[Dataset rows about figures]

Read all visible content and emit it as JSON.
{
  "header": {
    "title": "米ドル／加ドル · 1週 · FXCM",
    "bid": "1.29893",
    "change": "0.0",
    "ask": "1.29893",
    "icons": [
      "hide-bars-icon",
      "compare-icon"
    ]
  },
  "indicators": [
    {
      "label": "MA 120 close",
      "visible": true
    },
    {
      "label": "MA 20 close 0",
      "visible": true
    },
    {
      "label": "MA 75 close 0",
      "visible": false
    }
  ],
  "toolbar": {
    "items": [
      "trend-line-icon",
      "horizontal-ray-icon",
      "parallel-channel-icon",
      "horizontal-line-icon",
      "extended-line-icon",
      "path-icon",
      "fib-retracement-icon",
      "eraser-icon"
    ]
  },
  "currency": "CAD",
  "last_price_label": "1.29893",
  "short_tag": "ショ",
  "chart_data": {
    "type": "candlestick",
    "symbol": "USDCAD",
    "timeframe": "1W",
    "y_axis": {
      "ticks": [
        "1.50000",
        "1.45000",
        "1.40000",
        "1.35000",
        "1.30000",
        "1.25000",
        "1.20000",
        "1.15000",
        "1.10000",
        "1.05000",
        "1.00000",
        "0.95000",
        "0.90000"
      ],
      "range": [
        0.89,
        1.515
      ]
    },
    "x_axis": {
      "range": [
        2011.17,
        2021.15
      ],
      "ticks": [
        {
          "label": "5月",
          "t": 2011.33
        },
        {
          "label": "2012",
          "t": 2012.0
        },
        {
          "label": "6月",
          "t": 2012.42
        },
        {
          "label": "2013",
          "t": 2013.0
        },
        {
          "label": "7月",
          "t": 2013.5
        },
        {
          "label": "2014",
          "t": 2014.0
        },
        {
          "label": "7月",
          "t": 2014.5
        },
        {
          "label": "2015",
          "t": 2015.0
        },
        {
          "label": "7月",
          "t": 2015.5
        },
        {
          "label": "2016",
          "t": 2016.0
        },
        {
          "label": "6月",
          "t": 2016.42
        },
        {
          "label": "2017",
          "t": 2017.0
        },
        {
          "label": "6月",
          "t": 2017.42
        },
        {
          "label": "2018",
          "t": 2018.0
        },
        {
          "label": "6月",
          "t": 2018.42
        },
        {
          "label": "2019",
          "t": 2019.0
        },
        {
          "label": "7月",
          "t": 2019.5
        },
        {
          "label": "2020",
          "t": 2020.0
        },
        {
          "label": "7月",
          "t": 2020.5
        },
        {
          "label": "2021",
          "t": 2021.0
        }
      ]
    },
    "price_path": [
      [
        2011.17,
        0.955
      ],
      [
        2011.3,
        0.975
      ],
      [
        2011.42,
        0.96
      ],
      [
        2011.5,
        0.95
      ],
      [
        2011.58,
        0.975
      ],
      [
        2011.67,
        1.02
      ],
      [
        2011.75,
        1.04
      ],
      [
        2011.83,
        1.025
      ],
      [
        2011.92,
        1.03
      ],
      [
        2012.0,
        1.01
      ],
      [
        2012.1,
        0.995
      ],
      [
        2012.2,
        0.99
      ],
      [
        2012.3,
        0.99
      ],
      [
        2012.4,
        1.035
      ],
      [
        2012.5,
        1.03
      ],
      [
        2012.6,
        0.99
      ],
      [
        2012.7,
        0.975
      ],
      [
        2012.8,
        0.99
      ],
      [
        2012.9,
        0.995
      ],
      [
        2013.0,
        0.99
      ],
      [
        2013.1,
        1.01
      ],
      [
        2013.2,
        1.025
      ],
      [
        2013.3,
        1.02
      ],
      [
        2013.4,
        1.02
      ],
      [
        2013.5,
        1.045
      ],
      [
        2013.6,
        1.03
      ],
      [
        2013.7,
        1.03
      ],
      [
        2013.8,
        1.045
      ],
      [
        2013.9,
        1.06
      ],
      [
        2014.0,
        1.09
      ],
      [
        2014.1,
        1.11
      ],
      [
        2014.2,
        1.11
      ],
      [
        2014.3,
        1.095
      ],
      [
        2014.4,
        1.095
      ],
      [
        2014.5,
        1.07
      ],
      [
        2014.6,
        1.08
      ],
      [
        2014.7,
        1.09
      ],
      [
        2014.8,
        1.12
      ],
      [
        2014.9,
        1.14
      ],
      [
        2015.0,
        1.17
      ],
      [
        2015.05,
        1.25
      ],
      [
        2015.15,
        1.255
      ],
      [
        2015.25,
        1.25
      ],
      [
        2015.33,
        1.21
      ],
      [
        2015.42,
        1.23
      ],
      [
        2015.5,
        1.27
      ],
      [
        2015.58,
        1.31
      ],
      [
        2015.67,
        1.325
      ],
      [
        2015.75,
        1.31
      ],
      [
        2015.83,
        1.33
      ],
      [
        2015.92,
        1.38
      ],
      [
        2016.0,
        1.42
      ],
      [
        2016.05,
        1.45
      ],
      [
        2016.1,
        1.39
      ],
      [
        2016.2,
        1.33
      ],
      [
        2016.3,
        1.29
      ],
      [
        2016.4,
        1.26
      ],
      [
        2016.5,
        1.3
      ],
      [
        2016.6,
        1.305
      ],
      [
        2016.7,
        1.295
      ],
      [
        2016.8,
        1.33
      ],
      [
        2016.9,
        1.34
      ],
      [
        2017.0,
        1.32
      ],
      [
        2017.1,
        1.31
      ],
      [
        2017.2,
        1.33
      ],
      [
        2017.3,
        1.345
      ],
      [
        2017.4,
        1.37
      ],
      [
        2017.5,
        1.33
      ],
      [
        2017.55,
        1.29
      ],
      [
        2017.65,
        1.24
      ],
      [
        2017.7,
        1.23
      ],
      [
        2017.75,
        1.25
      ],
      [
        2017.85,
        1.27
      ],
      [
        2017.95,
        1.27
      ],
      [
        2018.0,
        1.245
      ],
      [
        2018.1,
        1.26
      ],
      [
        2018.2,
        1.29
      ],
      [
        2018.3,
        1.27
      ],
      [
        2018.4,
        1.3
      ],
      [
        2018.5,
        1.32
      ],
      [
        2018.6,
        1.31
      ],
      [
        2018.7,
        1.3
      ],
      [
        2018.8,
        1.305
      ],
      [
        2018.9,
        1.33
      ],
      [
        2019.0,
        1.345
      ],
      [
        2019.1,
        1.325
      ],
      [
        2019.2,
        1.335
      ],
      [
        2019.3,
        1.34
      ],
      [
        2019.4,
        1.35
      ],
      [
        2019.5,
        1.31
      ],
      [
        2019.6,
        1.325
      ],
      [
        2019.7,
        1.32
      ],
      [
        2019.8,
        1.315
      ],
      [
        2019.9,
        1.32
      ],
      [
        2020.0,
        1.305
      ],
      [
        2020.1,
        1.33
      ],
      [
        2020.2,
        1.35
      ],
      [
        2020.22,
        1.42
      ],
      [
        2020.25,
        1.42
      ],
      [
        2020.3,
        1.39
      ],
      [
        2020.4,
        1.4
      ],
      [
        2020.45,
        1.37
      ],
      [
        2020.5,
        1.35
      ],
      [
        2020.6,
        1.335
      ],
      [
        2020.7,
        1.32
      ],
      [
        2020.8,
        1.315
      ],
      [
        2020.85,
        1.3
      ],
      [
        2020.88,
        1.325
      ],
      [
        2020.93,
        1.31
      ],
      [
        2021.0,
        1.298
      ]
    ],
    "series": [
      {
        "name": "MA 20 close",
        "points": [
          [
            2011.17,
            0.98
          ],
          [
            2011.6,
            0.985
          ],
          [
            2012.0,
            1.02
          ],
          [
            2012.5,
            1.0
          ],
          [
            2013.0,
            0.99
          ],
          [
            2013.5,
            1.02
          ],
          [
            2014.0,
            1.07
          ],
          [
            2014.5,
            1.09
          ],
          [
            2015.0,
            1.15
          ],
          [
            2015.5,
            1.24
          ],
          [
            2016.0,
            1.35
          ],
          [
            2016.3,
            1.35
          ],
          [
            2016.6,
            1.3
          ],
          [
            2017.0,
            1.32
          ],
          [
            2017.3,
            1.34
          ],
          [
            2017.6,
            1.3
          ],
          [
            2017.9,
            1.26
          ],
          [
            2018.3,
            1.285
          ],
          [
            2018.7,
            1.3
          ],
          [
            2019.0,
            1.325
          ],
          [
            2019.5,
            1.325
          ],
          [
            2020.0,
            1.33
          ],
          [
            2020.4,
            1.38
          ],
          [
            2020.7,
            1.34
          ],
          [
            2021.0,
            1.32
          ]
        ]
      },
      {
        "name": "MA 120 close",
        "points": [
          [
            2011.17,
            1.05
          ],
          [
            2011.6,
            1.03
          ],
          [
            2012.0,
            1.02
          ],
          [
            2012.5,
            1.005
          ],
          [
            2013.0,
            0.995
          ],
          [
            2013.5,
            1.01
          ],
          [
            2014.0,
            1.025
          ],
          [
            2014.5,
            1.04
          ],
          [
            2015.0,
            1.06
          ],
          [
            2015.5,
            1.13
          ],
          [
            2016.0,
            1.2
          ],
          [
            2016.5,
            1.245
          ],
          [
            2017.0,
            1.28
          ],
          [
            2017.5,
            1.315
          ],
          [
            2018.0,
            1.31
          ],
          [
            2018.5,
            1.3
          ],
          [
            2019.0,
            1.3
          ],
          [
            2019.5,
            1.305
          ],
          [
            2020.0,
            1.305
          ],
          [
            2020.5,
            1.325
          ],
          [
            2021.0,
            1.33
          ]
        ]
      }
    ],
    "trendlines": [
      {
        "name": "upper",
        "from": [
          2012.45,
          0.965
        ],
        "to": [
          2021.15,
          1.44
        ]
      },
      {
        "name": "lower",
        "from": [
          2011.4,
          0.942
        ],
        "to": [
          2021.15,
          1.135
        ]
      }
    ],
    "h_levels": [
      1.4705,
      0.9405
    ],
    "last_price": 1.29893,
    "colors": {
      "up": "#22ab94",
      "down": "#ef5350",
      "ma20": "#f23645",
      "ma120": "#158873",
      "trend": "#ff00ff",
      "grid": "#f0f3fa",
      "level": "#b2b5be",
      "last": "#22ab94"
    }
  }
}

__REQUIREMENT__. Across all the entries, count the lines that contain the word "close" and give the number by itself.

__ANSWER TO THE EXERCISE__. 5